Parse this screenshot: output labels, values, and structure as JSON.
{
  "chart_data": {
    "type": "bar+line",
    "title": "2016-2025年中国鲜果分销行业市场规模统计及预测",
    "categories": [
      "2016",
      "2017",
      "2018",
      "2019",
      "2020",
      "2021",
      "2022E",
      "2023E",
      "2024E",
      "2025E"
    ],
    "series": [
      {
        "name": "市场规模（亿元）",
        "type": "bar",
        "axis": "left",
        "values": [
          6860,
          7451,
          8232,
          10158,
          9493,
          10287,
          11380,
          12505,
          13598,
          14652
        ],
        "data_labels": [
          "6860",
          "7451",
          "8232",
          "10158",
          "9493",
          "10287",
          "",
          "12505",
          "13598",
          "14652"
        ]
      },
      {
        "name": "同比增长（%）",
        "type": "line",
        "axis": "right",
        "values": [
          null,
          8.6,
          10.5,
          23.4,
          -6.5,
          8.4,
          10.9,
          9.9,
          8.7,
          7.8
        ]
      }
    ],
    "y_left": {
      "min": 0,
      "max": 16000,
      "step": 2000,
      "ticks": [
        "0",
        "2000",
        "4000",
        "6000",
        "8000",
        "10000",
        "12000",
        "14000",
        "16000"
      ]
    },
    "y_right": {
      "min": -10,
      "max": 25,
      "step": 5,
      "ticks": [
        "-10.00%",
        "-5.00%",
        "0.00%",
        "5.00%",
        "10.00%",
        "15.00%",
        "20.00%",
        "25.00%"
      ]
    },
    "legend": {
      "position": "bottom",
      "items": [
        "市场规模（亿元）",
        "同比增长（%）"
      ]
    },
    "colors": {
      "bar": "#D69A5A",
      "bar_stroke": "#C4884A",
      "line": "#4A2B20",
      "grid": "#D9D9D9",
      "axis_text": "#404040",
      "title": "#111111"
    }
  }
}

» EXERCISE REQUIREMENTS: Using the records above, pull out each line where the word "title" occurs.

» OUTPUT BELOW:
    "title": "2016-2025年中国鲜果分销行业市场规模统计及预测",
      "title": "#111111"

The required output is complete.